__Given problem__
Return the number of lines holding "What", with nothing added.
-----
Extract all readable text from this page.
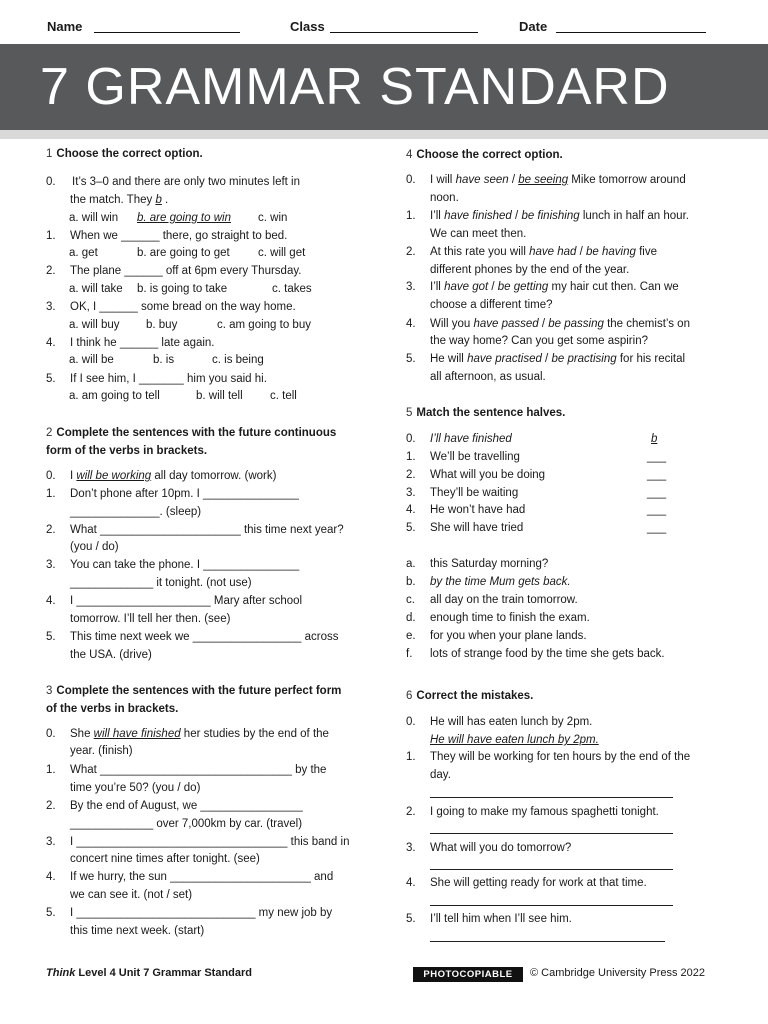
Name	Class	Date
7 GRAMMAR STANDARD
1 Choose the correct option.
0. It’s 3–0 and there are only two minutes left in
the match. They b .
a. will win b. are going to win c. win
1. When we ______ there, go straight to bed.
a. get	b. are going to get c. will get
2. The plane ______ off at 6pm every Thursday.
a. will take b. is going to take	c. takes
3. OK, I ______ some bread on the way home.
a. will buy b. buy	c. am going to buy
4. I think he ______ late again.
a. will be	b. is	c. is being
5. If I see him, I _______ him you said hi.
a. am going to tell	b. will tell c. tell
2 Complete the sentences with the future continuous
form of the verbs in brackets.
0. I will be working all day tomorrow. (work)
1. Don’t phone after 10pm. I _______________
______________. (sleep)
2. What ______________________ this time next year?
(you / do)
3. You can take the phone. I _______________
_____________ it tonight. (not use)
4. I _____________________ Mary after school
tomorrow. I’ll tell her then. (see)
5. This time next week we _________________ across
the USA. (drive)
3 Complete the sentences with the future perfect form
of the verbs in brackets.
0. She will have finished her studies by the end of the
year. (finish)
1. What ______________________________ by the
time you’re 50? (you / do)
2. By the end of August, we ________________
_____________ over 7,000km by car. (travel)
3. I _________________________________ this band in
concert nine times after tonight. (see)
4. If we hurry, the sun ______________________ and
we can see it. (not / set)
5. I ____________________________ my new job by
this time next week. (start)
4 Choose the correct option.
0. I will have seen / be seeing Mike tomorrow around
noon.
1. I’ll have finished / be finishing lunch in half an hour.
We can meet then.
2. At this rate you will have had / be having five
different phones by the end of the year.
3. I’ll have got / be getting my hair cut then. Can we
choose a different time?
4. Will you have passed / be passing the chemist’s on
the way home? Can you get some aspirin?
5. He will have practised / be practising for his recital
all afternoon, as usual.
5 Match the sentence halves.
0. I’ll have finished	b
1. We’ll be travelling	___
2. What will you be doing	___
3. They’ll be waiting	___
4. He won’t have had	___
5. She will have tried	___
a. this Saturday morning?
b. by the time Mum gets back.
c. all day on the train tomorrow.
d. enough time to finish the exam.
e. for you when your plane lands.
f. lots of strange food by the time she gets back.
6 Correct the mistakes.
0. He will has eaten lunch by 2pm.
He will have eaten lunch by 2pm.
1. They will be working for ten hours by the end of the
day.
2. I going to make my famous spaghetti tonight.
3. What will you do tomorrow?
4. She will getting ready for work at that time.
5. I’ll tell him when I’ll see him.
Think Level 4 Unit 7 Grammar Standard	PHOTOCOPIABLE	© Cambridge University Press 2022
-----
__The solution__
4